Data listing
[BEGIN]

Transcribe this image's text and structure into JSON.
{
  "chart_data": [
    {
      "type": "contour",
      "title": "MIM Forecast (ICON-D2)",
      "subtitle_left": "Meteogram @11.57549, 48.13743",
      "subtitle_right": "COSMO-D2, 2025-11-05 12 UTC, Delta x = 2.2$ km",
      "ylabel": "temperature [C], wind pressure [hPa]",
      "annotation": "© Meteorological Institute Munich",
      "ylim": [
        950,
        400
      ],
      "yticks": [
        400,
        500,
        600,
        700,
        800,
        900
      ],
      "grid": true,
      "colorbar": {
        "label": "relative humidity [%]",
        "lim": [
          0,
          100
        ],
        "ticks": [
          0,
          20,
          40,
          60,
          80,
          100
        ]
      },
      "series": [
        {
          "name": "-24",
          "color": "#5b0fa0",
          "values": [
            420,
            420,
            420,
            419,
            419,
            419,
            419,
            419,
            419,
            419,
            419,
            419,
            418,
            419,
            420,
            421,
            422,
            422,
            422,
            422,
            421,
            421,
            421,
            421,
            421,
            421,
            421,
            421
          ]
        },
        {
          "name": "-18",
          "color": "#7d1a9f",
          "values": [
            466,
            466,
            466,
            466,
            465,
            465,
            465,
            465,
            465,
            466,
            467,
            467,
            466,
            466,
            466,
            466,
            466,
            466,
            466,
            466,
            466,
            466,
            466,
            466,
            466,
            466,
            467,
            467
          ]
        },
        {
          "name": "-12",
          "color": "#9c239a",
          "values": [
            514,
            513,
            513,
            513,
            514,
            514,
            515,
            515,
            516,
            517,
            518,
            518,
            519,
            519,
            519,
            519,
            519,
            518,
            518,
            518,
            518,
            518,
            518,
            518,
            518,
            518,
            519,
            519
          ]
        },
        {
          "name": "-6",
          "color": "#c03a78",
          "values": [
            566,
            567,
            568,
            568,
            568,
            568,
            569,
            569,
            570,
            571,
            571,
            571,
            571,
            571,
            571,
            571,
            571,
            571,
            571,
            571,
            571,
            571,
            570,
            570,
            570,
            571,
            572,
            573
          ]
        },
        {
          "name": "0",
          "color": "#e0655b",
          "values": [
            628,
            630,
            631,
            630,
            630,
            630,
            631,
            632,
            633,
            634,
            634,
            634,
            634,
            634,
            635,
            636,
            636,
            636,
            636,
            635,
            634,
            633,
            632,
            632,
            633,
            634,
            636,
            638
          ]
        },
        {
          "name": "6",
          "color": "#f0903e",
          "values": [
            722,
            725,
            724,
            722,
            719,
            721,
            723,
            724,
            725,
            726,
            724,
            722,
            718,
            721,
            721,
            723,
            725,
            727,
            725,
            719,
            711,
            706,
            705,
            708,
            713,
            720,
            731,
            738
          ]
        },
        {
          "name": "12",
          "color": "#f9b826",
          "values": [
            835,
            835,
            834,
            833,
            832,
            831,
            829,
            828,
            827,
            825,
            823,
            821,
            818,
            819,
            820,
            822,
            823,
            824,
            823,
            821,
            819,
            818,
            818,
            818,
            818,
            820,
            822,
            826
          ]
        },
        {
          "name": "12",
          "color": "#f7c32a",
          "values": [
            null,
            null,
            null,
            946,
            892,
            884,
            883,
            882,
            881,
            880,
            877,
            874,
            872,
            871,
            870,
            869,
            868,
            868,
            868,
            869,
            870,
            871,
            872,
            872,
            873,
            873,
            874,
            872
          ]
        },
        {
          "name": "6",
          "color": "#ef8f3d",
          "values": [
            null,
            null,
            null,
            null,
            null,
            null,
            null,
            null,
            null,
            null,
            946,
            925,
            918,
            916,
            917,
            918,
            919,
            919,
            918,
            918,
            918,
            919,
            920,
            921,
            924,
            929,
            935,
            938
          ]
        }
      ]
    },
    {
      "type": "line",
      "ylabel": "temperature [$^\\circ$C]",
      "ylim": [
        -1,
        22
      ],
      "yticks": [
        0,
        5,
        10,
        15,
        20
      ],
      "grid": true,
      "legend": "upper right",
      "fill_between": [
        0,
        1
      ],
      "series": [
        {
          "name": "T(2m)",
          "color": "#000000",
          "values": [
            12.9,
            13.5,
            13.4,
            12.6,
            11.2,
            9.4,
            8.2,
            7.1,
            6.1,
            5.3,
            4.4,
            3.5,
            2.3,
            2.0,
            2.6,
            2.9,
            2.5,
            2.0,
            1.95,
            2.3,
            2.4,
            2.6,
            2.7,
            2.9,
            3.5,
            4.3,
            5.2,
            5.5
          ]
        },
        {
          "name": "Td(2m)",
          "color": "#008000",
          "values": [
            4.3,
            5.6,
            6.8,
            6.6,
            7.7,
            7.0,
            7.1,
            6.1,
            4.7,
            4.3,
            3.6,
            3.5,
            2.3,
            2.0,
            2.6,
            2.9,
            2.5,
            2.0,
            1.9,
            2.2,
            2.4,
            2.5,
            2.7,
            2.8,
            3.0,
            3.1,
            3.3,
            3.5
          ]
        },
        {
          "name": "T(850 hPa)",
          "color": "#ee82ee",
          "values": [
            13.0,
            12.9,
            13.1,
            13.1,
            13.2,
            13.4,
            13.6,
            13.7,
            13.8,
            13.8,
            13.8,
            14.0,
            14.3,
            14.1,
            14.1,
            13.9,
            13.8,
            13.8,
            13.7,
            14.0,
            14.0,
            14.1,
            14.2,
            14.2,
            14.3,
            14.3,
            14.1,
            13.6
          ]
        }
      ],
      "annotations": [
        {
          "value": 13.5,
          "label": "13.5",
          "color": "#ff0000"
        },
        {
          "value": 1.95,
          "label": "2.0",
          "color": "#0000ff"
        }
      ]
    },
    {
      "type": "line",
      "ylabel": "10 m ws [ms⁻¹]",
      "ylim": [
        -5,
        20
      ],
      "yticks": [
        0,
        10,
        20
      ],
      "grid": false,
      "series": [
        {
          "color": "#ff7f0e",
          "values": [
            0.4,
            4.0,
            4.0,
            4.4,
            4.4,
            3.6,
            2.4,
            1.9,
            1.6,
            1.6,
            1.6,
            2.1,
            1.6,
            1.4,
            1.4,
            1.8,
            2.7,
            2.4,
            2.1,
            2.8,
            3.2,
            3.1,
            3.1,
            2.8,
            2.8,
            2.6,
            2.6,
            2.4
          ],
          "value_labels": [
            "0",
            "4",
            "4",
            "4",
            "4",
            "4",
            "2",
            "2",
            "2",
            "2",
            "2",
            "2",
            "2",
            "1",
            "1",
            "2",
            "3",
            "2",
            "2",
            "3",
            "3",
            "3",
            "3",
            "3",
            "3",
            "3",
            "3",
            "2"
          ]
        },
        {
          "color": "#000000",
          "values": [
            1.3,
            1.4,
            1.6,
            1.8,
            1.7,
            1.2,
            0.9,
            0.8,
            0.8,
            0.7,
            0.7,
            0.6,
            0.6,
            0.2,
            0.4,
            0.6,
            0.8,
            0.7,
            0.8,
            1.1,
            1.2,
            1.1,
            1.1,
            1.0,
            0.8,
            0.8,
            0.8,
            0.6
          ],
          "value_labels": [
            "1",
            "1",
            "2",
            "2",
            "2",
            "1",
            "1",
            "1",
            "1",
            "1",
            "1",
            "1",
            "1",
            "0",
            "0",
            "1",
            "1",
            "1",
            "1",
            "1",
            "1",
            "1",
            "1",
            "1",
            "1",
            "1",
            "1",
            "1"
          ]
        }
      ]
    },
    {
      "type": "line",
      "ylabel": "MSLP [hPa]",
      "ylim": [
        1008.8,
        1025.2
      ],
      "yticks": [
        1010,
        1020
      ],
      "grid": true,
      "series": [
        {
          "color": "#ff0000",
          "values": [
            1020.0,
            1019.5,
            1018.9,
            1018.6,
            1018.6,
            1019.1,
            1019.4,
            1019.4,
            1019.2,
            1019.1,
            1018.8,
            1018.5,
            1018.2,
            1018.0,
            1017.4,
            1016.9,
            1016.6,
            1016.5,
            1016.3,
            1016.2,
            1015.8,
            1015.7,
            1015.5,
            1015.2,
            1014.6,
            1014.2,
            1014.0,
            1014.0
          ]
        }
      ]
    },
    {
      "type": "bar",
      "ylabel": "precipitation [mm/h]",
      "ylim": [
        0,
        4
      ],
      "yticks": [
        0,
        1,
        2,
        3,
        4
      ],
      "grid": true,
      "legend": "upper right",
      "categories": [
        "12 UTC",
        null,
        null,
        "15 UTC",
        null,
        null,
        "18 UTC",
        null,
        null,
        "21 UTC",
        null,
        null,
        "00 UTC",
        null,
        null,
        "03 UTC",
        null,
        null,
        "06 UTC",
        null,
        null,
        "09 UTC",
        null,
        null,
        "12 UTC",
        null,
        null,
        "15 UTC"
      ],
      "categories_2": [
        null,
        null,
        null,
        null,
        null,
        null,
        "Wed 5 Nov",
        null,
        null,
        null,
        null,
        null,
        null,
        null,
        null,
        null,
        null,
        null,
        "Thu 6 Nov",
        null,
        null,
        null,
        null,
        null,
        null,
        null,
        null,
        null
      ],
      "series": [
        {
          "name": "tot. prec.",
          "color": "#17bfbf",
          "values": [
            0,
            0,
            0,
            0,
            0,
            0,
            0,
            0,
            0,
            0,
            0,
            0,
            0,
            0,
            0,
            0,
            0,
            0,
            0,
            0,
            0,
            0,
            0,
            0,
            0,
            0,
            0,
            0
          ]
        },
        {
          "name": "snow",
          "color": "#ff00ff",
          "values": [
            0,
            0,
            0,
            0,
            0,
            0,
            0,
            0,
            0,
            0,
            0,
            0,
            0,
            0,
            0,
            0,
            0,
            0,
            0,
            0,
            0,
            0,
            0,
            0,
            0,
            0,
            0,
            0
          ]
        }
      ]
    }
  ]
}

[END]

**Required work**
Look through the material and copy each line that has "ylabel".

**Finished exercise**
      "ylabel": "temperature [C], wind pressure [hPa]",
      "ylabel": "temperature [$^\\circ$C]",
      "ylabel": "10 m ws [ms⁻¹]",
      "ylabel": "MSLP [hPa]",
      "ylabel": "precipitation [mm/h]",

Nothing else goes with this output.